JOB: In the records below, find the line that contains "Give me the". Retype that line and all the lines after it through the end, leaving out the pictures.
++++ DATA LINES ++++
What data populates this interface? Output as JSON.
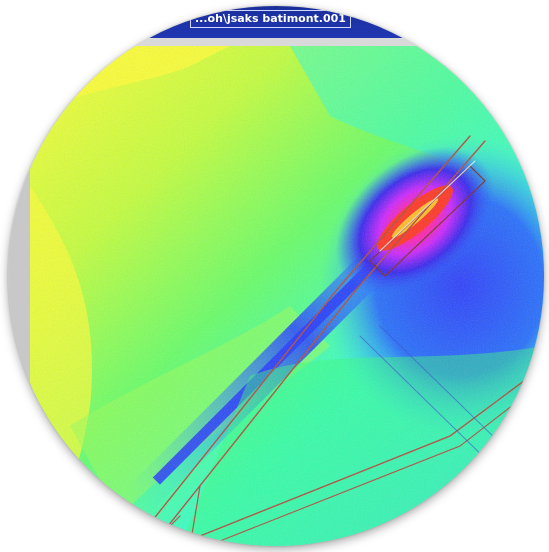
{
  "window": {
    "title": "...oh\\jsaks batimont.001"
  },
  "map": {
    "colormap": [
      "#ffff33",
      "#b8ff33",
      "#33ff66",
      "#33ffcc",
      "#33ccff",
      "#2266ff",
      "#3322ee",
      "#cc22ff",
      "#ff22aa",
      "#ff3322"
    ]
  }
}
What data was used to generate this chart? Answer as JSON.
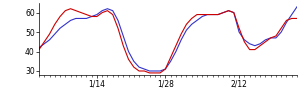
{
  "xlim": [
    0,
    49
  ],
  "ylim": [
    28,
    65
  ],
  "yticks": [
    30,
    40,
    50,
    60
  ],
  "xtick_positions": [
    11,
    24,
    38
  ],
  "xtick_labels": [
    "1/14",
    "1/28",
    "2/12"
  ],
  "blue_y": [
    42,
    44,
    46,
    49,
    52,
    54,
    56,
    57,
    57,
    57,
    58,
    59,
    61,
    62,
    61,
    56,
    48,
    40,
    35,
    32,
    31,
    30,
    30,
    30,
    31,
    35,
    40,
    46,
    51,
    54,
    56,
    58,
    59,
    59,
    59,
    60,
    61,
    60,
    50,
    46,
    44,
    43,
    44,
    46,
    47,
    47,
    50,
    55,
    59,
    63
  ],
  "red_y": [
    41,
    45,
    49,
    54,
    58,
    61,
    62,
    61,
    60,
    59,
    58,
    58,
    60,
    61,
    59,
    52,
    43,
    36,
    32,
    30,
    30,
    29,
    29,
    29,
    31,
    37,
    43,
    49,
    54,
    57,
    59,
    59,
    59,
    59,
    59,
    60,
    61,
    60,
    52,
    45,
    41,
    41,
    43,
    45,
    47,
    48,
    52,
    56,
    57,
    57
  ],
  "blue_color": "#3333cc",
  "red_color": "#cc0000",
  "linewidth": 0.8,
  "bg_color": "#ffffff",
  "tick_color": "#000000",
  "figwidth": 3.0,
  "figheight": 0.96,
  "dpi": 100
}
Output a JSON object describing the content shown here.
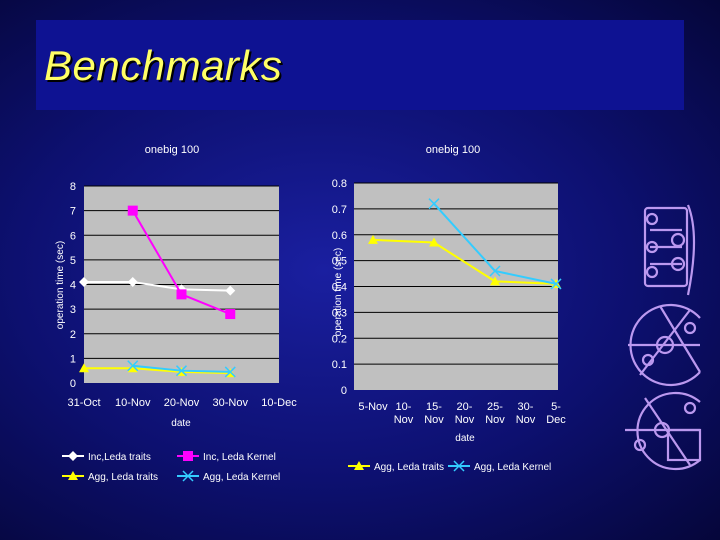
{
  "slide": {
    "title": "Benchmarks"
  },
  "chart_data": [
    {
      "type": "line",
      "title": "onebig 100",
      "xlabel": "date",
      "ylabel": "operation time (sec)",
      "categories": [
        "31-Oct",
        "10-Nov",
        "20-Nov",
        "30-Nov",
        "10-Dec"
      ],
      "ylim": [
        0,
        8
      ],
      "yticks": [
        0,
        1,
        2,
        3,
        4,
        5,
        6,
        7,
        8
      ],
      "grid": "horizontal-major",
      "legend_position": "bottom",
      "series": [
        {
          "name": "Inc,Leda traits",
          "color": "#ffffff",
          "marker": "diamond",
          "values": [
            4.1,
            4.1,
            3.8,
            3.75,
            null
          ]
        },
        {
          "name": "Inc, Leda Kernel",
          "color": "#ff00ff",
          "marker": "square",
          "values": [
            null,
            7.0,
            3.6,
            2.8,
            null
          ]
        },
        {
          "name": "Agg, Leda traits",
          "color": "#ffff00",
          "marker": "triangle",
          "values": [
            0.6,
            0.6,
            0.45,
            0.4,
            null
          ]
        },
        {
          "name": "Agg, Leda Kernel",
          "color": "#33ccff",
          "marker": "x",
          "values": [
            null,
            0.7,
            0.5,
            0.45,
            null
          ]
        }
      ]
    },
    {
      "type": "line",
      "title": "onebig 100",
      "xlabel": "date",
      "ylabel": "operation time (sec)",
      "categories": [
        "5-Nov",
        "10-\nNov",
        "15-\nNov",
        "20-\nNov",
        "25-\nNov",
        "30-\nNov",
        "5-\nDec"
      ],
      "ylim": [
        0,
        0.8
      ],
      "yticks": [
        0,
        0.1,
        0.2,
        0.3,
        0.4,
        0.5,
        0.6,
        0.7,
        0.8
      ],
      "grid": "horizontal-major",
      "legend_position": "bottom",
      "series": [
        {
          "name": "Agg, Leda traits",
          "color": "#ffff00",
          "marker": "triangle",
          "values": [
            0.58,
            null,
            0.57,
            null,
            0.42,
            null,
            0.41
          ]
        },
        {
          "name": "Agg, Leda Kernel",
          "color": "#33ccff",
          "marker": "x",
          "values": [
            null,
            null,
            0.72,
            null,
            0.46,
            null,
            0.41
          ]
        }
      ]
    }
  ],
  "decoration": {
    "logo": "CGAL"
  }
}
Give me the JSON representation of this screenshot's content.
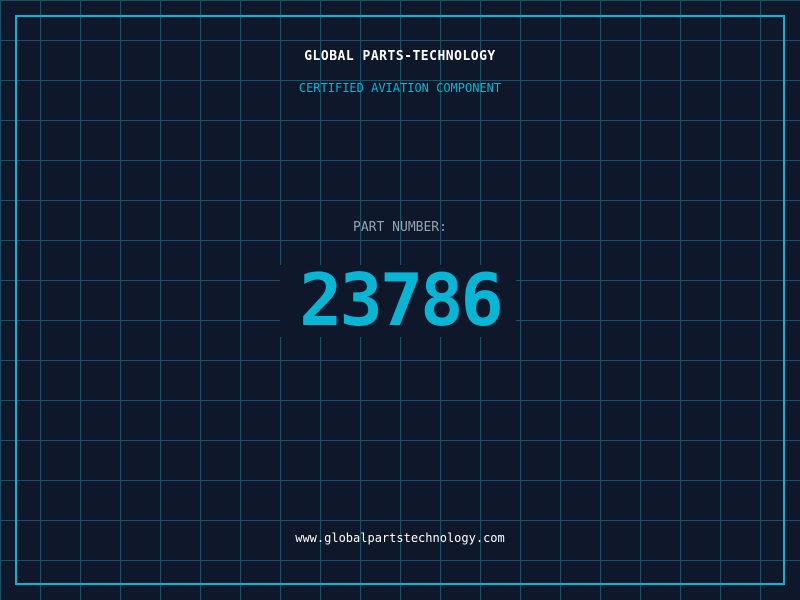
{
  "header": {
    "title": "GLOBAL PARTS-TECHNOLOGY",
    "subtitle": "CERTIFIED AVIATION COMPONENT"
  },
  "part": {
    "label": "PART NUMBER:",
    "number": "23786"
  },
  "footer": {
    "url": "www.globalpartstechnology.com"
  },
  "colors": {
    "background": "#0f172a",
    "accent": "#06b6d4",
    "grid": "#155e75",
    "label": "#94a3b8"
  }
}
++++
SOLUTION FOR THIS TASK:
Give me the JSON representation of this screenshot's content.
{
  "header": {
    "title": "GLOBAL PARTS-TECHNOLOGY",
    "subtitle": "CERTIFIED AVIATION COMPONENT"
  },
  "part": {
    "label": "PART NUMBER:",
    "number": "23786"
  },
  "footer": {
    "url": "www.globalpartstechnology.com"
  },
  "colors": {
    "background": "#0f172a",
    "accent": "#06b6d4",
    "grid": "#155e75",
    "label": "#94a3b8"
  }
}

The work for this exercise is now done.